- _Entries supplied_
- - - - - - -
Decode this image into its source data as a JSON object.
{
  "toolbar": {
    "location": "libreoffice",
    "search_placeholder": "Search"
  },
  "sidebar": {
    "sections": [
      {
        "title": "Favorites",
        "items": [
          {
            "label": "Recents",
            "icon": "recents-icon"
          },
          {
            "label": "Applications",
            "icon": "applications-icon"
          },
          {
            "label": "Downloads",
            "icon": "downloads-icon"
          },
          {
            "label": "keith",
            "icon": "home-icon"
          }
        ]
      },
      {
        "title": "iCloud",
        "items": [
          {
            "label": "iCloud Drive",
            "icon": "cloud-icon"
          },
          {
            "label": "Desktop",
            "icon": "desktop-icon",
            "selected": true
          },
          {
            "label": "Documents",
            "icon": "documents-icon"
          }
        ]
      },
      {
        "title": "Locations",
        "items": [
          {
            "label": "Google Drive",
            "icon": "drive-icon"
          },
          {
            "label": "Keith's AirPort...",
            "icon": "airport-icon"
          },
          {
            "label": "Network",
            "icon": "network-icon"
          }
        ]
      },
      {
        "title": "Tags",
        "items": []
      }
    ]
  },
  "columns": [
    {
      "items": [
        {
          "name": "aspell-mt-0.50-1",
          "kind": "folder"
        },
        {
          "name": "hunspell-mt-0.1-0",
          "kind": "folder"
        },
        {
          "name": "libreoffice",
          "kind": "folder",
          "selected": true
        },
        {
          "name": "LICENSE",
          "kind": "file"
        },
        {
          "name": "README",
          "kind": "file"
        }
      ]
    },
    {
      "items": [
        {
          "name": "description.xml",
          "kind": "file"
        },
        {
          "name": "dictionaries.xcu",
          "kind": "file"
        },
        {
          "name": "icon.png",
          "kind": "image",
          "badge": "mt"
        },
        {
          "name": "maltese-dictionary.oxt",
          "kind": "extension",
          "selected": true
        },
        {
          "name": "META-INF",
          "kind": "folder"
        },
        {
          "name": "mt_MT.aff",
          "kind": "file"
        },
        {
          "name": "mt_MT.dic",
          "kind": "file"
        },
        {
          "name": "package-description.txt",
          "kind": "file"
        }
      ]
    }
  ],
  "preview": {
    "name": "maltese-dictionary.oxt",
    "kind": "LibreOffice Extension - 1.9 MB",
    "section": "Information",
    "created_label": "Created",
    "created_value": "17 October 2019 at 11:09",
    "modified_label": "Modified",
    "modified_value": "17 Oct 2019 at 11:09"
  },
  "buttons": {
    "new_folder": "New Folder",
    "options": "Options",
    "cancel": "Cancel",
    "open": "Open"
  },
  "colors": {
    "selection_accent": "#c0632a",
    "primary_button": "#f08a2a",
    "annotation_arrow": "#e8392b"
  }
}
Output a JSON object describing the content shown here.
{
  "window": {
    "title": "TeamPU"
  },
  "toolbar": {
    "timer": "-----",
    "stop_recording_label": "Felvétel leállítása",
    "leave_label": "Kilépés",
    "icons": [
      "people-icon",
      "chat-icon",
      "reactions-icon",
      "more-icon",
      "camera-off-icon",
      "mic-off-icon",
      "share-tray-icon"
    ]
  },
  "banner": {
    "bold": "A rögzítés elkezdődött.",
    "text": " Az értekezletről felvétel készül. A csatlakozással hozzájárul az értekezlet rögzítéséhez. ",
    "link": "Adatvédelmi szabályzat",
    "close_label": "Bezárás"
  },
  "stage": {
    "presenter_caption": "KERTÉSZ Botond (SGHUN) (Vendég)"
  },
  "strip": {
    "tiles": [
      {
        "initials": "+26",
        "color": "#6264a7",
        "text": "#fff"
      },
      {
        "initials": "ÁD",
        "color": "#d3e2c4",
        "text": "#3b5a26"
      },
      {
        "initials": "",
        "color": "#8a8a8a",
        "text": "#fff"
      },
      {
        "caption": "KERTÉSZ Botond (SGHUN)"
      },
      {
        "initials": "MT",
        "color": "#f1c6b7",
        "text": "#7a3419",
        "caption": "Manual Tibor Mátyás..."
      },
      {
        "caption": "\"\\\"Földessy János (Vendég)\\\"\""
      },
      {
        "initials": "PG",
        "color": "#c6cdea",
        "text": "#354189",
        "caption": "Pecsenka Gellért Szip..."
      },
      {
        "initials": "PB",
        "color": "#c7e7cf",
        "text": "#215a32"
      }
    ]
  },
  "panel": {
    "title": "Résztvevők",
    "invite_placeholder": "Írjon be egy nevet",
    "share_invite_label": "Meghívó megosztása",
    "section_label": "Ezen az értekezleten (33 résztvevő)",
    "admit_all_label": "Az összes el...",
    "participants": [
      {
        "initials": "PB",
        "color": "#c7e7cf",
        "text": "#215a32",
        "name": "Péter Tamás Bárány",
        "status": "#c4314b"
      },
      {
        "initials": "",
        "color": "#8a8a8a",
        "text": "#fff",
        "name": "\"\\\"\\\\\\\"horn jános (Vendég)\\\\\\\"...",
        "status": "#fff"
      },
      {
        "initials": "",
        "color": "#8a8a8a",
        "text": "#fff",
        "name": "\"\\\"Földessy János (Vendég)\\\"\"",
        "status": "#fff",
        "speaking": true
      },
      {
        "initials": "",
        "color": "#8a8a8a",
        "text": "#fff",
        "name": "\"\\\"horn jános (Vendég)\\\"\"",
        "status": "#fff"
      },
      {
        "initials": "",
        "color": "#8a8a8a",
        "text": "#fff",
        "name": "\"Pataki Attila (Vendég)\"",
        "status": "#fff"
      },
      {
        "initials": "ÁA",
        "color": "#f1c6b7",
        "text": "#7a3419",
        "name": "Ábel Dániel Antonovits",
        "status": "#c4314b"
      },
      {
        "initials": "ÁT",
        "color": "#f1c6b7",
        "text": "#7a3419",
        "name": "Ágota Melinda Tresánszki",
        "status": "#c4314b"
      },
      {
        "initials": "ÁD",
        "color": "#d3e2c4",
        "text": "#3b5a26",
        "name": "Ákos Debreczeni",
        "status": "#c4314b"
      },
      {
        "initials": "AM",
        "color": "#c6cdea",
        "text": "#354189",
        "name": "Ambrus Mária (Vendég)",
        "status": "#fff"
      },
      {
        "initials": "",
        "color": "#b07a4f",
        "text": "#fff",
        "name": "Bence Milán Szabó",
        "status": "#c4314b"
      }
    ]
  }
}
- - - - - - -
- _Aim_
Your task is to quote the listing above word for word.

- _Solved problem_
Decode this image into its source data as a JSON object.
{
  "toolbar": {
    "location": "libreoffice",
    "search_placeholder": "Search"
  },
  "sidebar": {
    "sections": [
      {
        "title": "Favorites",
        "items": [
          {
            "label": "Recents",
            "icon": "recents-icon"
          },
          {
            "label": "Applications",
            "icon": "applications-icon"
          },
          {
            "label": "Downloads",
            "icon": "downloads-icon"
          },
          {
            "label": "keith",
            "icon": "home-icon"
          }
        ]
      },
      {
        "title": "iCloud",
        "items": [
          {
            "label": "iCloud Drive",
            "icon": "cloud-icon"
          },
          {
            "label": "Desktop",
            "icon": "desktop-icon",
            "selected": true
          },
          {
            "label": "Documents",
            "icon": "documents-icon"
          }
        ]
      },
      {
        "title": "Locations",
        "items": [
          {
            "label": "Google Drive",
            "icon": "drive-icon"
          },
          {
            "label": "Keith's AirPort...",
            "icon": "airport-icon"
          },
          {
            "label": "Network",
            "icon": "network-icon"
          }
        ]
      },
      {
        "title": "Tags",
        "items": []
      }
    ]
  },
  "columns": [
    {
      "items": [
        {
          "name": "aspell-mt-0.50-1",
          "kind": "folder"
        },
        {
          "name": "hunspell-mt-0.1-0",
          "kind": "folder"
        },
        {
          "name": "libreoffice",
          "kind": "folder",
          "selected": true
        },
        {
          "name": "LICENSE",
          "kind": "file"
        },
        {
          "name": "README",
          "kind": "file"
        }
      ]
    },
    {
      "items": [
        {
          "name": "description.xml",
          "kind": "file"
        },
        {
          "name": "dictionaries.xcu",
          "kind": "file"
        },
        {
          "name": "icon.png",
          "kind": "image",
          "badge": "mt"
        },
        {
          "name": "maltese-dictionary.oxt",
          "kind": "extension",
          "selected": true
        },
        {
          "name": "META-INF",
          "kind": "folder"
        },
        {
          "name": "mt_MT.aff",
          "kind": "file"
        },
        {
          "name": "mt_MT.dic",
          "kind": "file"
        },
        {
          "name": "package-description.txt",
          "kind": "file"
        }
      ]
    }
  ],
  "preview": {
    "name": "maltese-dictionary.oxt",
    "kind": "LibreOffice Extension - 1.9 MB",
    "section": "Information",
    "created_label": "Created",
    "created_value": "17 October 2019 at 11:09",
    "modified_label": "Modified",
    "modified_value": "17 Oct 2019 at 11:09"
  },
  "buttons": {
    "new_folder": "New Folder",
    "options": "Options",
    "cancel": "Cancel",
    "open": "Open"
  },
  "colors": {
    "selection_accent": "#c0632a",
    "primary_button": "#f08a2a",
    "annotation_arrow": "#e8392b"
  }
}
Output a JSON object describing the content shown here.
{
  "window": {
    "title": "TeamPU"
  },
  "toolbar": {
    "timer": "-----",
    "stop_recording_label": "Felvétel leállítása",
    "leave_label": "Kilépés",
    "icons": [
      "people-icon",
      "chat-icon",
      "reactions-icon",
      "more-icon",
      "camera-off-icon",
      "mic-off-icon",
      "share-tray-icon"
    ]
  },
  "banner": {
    "bold": "A rögzítés elkezdődött.",
    "text": " Az értekezletről felvétel készül. A csatlakozással hozzájárul az értekezlet rögzítéséhez. ",
    "link": "Adatvédelmi szabályzat",
    "close_label": "Bezárás"
  },
  "stage": {
    "presenter_caption": "KERTÉSZ Botond (SGHUN) (Vendég)"
  },
  "strip": {
    "tiles": [
      {
        "initials": "+26",
        "color": "#6264a7",
        "text": "#fff"
      },
      {
        "initials": "ÁD",
        "color": "#d3e2c4",
        "text": "#3b5a26"
      },
      {
        "initials": "",
        "color": "#8a8a8a",
        "text": "#fff"
      },
      {
        "caption": "KERTÉSZ Botond (SGHUN)"
      },
      {
        "initials": "MT",
        "color": "#f1c6b7",
        "text": "#7a3419",
        "caption": "Manual Tibor Mátyás..."
      },
      {
        "caption": "\"\\\"Földessy János (Vendég)\\\"\""
      },
      {
        "initials": "PG",
        "color": "#c6cdea",
        "text": "#354189",
        "caption": "Pecsenka Gellért Szip..."
      },
      {
        "initials": "PB",
        "color": "#c7e7cf",
        "text": "#215a32"
      }
    ]
  },
  "panel": {
    "title": "Résztvevők",
    "invite_placeholder": "Írjon be egy nevet",
    "share_invite_label": "Meghívó megosztása",
    "section_label": "Ezen az értekezleten (33 résztvevő)",
    "admit_all_label": "Az összes el...",
    "participants": [
      {
        "initials": "PB",
        "color": "#c7e7cf",
        "text": "#215a32",
        "name": "Péter Tamás Bárány",
        "status": "#c4314b"
      },
      {
        "initials": "",
        "color": "#8a8a8a",
        "text": "#fff",
        "name": "\"\\\"\\\\\\\"horn jános (Vendég)\\\\\\\"...",
        "status": "#fff"
      },
      {
        "initials": "",
        "color": "#8a8a8a",
        "text": "#fff",
        "name": "\"\\\"Földessy János (Vendég)\\\"\"",
        "status": "#fff",
        "speaking": true
      },
      {
        "initials": "",
        "color": "#8a8a8a",
        "text": "#fff",
        "name": "\"\\\"horn jános (Vendég)\\\"\"",
        "status": "#fff"
      },
      {
        "initials": "",
        "color": "#8a8a8a",
        "text": "#fff",
        "name": "\"Pataki Attila (Vendég)\"",
        "status": "#fff"
      },
      {
        "initials": "ÁA",
        "color": "#f1c6b7",
        "text": "#7a3419",
        "name": "Ábel Dániel Antonovits",
        "status": "#c4314b"
      },
      {
        "initials": "ÁT",
        "color": "#f1c6b7",
        "text": "#7a3419",
        "name": "Ágota Melinda Tresánszki",
        "status": "#c4314b"
      },
      {
        "initials": "ÁD",
        "color": "#d3e2c4",
        "text": "#3b5a26",
        "name": "Ákos Debreczeni",
        "status": "#c4314b"
      },
      {
        "initials": "AM",
        "color": "#c6cdea",
        "text": "#354189",
        "name": "Ambrus Mária (Vendég)",
        "status": "#fff"
      },
      {
        "initials": "",
        "color": "#b07a4f",
        "text": "#fff",
        "name": "Bence Milán Szabó",
        "status": "#c4314b"
      }
    ]
  }
}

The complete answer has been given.